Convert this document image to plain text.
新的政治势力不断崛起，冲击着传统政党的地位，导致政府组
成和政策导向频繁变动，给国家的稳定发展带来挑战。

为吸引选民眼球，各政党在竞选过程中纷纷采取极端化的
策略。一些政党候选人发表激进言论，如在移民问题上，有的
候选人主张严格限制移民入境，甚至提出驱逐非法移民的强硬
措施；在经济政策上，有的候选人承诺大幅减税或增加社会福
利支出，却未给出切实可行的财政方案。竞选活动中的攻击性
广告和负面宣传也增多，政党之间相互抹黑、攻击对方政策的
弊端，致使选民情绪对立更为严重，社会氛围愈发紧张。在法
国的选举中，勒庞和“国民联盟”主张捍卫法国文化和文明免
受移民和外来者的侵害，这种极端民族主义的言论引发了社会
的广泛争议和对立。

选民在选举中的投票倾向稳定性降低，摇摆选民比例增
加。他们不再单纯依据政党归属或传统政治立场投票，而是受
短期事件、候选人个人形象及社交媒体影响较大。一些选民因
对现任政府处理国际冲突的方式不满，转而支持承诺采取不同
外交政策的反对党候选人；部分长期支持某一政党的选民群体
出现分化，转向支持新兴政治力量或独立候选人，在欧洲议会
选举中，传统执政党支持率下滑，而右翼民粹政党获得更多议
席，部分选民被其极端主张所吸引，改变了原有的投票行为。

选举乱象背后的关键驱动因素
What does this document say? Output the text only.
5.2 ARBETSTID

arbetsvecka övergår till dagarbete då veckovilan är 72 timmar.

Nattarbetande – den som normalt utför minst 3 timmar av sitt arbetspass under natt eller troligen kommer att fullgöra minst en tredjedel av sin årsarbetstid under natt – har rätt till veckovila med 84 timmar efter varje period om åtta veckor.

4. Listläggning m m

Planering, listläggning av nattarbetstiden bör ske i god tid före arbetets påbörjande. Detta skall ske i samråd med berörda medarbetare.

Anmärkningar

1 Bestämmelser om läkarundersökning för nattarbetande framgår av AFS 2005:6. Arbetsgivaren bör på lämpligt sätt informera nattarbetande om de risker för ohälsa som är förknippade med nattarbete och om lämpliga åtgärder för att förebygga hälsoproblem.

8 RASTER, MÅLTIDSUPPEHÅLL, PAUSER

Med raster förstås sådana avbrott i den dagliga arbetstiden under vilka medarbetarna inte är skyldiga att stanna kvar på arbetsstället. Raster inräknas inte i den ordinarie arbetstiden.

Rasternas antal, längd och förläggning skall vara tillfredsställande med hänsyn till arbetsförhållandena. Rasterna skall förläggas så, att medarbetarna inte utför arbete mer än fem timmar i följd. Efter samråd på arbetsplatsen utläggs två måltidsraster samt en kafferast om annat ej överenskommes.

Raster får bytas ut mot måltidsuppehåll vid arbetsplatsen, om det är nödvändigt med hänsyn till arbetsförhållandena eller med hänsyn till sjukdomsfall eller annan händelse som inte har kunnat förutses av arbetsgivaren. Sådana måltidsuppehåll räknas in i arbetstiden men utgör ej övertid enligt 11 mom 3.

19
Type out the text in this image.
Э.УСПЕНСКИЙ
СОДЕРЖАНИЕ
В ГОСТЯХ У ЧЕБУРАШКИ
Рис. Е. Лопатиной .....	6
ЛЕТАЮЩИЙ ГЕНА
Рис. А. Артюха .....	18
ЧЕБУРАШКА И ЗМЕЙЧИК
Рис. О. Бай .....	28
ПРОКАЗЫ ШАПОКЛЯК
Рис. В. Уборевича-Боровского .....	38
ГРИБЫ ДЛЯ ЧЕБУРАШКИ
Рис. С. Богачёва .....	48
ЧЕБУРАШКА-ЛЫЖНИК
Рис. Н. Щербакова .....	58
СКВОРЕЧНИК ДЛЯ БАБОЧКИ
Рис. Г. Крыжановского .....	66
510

▸ Stated goal: Return all of the above records exactly, leaving no line out.

▸ Answer to this exercise:
Convert this document image to plain text.
新的政治势力不断崛起，冲击着传统政党的地位，导致政府组
成和政策导向频繁变动，给国家的稳定发展带来挑战。

为吸引选民眼球，各政党在竞选过程中纷纷采取极端化的
策略。一些政党候选人发表激进言论，如在移民问题上，有的
候选人主张严格限制移民入境，甚至提出驱逐非法移民的强硬
措施；在经济政策上，有的候选人承诺大幅减税或增加社会福
利支出，却未给出切实可行的财政方案。竞选活动中的攻击性
广告和负面宣传也增多，政党之间相互抹黑、攻击对方政策的
弊端，致使选民情绪对立更为严重，社会氛围愈发紧张。在法
国的选举中，勒庞和“国民联盟”主张捍卫法国文化和文明免
受移民和外来者的侵害，这种极端民族主义的言论引发了社会
的广泛争议和对立。

选民在选举中的投票倾向稳定性降低，摇摆选民比例增
加。他们不再单纯依据政党归属或传统政治立场投票，而是受
短期事件、候选人个人形象及社交媒体影响较大。一些选民因
对现任政府处理国际冲突的方式不满，转而支持承诺采取不同
外交政策的反对党候选人；部分长期支持某一政党的选民群体
出现分化，转向支持新兴政治力量或独立候选人，在欧洲议会
选举中，传统执政党支持率下滑，而右翼民粹政党获得更多议
席，部分选民被其极端主张所吸引，改变了原有的投票行为。

选举乱象背后的关键驱动因素
What does this document say? Output the text only.
5.2 ARBETSTID

arbetsvecka övergår till dagarbete då veckovilan är 72 timmar.

Nattarbetande – den som normalt utför minst 3 timmar av sitt arbetspass under natt eller troligen kommer att fullgöra minst en tredjedel av sin årsarbetstid under natt – har rätt till veckovila med 84 timmar efter varje period om åtta veckor.

4. Listläggning m m

Planering, listläggning av nattarbetstiden bör ske i god tid före arbetets påbörjande. Detta skall ske i samråd med berörda medarbetare.

Anmärkningar

1 Bestämmelser om läkarundersökning för nattarbetande framgår av AFS 2005:6. Arbetsgivaren bör på lämpligt sätt informera nattarbetande om de risker för ohälsa som är förknippade med nattarbete och om lämpliga åtgärder för att förebygga hälsoproblem.

8 RASTER, MÅLTIDSUPPEHÅLL, PAUSER

Med raster förstås sådana avbrott i den dagliga arbetstiden under vilka medarbetarna inte är skyldiga att stanna kvar på arbetsstället. Raster inräknas inte i den ordinarie arbetstiden.

Rasternas antal, längd och förläggning skall vara tillfredsställande med hänsyn till arbetsförhållandena. Rasterna skall förläggas så, att medarbetarna inte utför arbete mer än fem timmar i följd. Efter samråd på arbetsplatsen utläggs två måltidsraster samt en kafferast om annat ej överenskommes.

Raster får bytas ut mot måltidsuppehåll vid arbetsplatsen, om det är nödvändigt med hänsyn till arbetsförhållandena eller med hänsyn till sjukdomsfall eller annan händelse som inte har kunnat förutses av arbetsgivaren. Sådana måltidsuppehåll räknas in i arbetstiden men utgör ej övertid enligt 11 mom 3.

19
Type out the text in this image.
Э.УСПЕНСКИЙ
СОДЕРЖАНИЕ
В ГОСТЯХ У ЧЕБУРАШКИ
Рис. Е. Лопатиной .....	6
ЛЕТАЮЩИЙ ГЕНА
Рис. А. Артюха .....	18
ЧЕБУРАШКА И ЗМЕЙЧИК
Рис. О. Бай .....	28
ПРОКАЗЫ ШАПОКЛЯК
Рис. В. Уборевича-Боровского .....	38
ГРИБЫ ДЛЯ ЧЕБУРАШКИ
Рис. С. Богачёва .....	48
ЧЕБУРАШКА-ЛЫЖНИК
Рис. Н. Щербакова .....	58
СКВОРЕЧНИК ДЛЯ БАБОЧКИ
Рис. Г. Крыжановского .....	66
510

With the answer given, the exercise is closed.